Output the data that follows exactly, line for line.

## begin Rows

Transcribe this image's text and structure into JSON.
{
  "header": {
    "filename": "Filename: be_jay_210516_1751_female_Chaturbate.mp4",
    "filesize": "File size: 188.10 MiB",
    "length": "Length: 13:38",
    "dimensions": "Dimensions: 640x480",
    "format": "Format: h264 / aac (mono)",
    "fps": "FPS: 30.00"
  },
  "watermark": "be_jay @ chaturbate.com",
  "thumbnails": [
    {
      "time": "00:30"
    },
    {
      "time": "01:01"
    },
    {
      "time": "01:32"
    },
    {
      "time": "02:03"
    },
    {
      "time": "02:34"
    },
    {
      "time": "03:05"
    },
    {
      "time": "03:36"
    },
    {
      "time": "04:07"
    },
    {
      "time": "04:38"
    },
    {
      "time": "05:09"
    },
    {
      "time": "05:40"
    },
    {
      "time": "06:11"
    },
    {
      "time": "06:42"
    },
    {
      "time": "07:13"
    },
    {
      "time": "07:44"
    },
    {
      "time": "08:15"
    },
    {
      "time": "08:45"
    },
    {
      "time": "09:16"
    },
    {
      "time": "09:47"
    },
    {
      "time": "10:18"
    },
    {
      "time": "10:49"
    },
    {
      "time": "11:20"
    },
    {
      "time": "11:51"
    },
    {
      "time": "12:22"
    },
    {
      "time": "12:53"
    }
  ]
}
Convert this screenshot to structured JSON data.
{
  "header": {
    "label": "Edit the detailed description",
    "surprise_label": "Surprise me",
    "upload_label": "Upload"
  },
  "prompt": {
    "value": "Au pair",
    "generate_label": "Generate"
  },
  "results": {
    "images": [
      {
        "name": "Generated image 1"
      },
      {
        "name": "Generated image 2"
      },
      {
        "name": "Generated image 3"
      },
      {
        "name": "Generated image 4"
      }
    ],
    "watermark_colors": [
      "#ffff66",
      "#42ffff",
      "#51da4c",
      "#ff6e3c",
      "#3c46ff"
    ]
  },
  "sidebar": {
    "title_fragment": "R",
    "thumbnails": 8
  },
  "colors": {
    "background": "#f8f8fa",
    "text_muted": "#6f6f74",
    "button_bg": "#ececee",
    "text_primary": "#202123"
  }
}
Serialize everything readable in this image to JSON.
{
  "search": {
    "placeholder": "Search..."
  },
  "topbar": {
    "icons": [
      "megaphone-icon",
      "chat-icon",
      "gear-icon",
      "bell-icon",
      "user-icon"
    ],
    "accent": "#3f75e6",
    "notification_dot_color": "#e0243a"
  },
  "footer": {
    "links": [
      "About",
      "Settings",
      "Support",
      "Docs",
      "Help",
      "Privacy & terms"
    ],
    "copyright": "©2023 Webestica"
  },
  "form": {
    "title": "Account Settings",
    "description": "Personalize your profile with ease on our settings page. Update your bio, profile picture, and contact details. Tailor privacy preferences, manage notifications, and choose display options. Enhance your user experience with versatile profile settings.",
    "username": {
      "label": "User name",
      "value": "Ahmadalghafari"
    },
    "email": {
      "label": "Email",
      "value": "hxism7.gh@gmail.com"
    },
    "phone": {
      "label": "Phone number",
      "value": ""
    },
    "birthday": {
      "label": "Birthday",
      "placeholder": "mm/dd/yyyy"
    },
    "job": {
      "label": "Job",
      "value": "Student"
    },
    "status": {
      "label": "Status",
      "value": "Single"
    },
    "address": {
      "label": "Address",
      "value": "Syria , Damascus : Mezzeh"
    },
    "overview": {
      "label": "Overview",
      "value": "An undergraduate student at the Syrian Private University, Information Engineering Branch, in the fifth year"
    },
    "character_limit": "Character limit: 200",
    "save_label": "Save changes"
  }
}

## end Rows

Result:
Transcribe this image's text and structure into JSON.
{
  "header": {
    "filename": "Filename: be_jay_210516_1751_female_Chaturbate.mp4",
    "filesize": "File size: 188.10 MiB",
    "length": "Length: 13:38",
    "dimensions": "Dimensions: 640x480",
    "format": "Format: h264 / aac (mono)",
    "fps": "FPS: 30.00"
  },
  "watermark": "be_jay @ chaturbate.com",
  "thumbnails": [
    {
      "time": "00:30"
    },
    {
      "time": "01:01"
    },
    {
      "time": "01:32"
    },
    {
      "time": "02:03"
    },
    {
      "time": "02:34"
    },
    {
      "time": "03:05"
    },
    {
      "time": "03:36"
    },
    {
      "time": "04:07"
    },
    {
      "time": "04:38"
    },
    {
      "time": "05:09"
    },
    {
      "time": "05:40"
    },
    {
      "time": "06:11"
    },
    {
      "time": "06:42"
    },
    {
      "time": "07:13"
    },
    {
      "time": "07:44"
    },
    {
      "time": "08:15"
    },
    {
      "time": "08:45"
    },
    {
      "time": "09:16"
    },
    {
      "time": "09:47"
    },
    {
      "time": "10:18"
    },
    {
      "time": "10:49"
    },
    {
      "time": "11:20"
    },
    {
      "time": "11:51"
    },
    {
      "time": "12:22"
    },
    {
      "time": "12:53"
    }
  ]
}
Convert this screenshot to structured JSON data.
{
  "header": {
    "label": "Edit the detailed description",
    "surprise_label": "Surprise me",
    "upload_label": "Upload"
  },
  "prompt": {
    "value": "Au pair",
    "generate_label": "Generate"
  },
  "results": {
    "images": [
      {
        "name": "Generated image 1"
      },
      {
        "name": "Generated image 2"
      },
      {
        "name": "Generated image 3"
      },
      {
        "name": "Generated image 4"
      }
    ],
    "watermark_colors": [
      "#ffff66",
      "#42ffff",
      "#51da4c",
      "#ff6e3c",
      "#3c46ff"
    ]
  },
  "sidebar": {
    "title_fragment": "R",
    "thumbnails": 8
  },
  "colors": {
    "background": "#f8f8fa",
    "text_muted": "#6f6f74",
    "button_bg": "#ececee",
    "text_primary": "#202123"
  }
}
Serialize everything readable in this image to JSON.
{
  "search": {
    "placeholder": "Search..."
  },
  "topbar": {
    "icons": [
      "megaphone-icon",
      "chat-icon",
      "gear-icon",
      "bell-icon",
      "user-icon"
    ],
    "accent": "#3f75e6",
    "notification_dot_color": "#e0243a"
  },
  "footer": {
    "links": [
      "About",
      "Settings",
      "Support",
      "Docs",
      "Help",
      "Privacy & terms"
    ],
    "copyright": "©2023 Webestica"
  },
  "form": {
    "title": "Account Settings",
    "description": "Personalize your profile with ease on our settings page. Update your bio, profile picture, and contact details. Tailor privacy preferences, manage notifications, and choose display options. Enhance your user experience with versatile profile settings.",
    "username": {
      "label": "User name",
      "value": "Ahmadalghafari"
    },
    "email": {
      "label": "Email",
      "value": "hxism7.gh@gmail.com"
    },
    "phone": {
      "label": "Phone number",
      "value": ""
    },
    "birthday": {
      "label": "Birthday",
      "placeholder": "mm/dd/yyyy"
    },
    "job": {
      "label": "Job",
      "value": "Student"
    },
    "status": {
      "label": "Status",
      "value": "Single"
    },
    "address": {
      "label": "Address",
      "value": "Syria , Damascus : Mezzeh"
    },
    "overview": {
      "label": "Overview",
      "value": "An undergraduate student at the Syrian Private University, Information Engineering Branch, in the fifth year"
    },
    "character_limit": "Character limit: 200",
    "save_label": "Save changes"
  }
}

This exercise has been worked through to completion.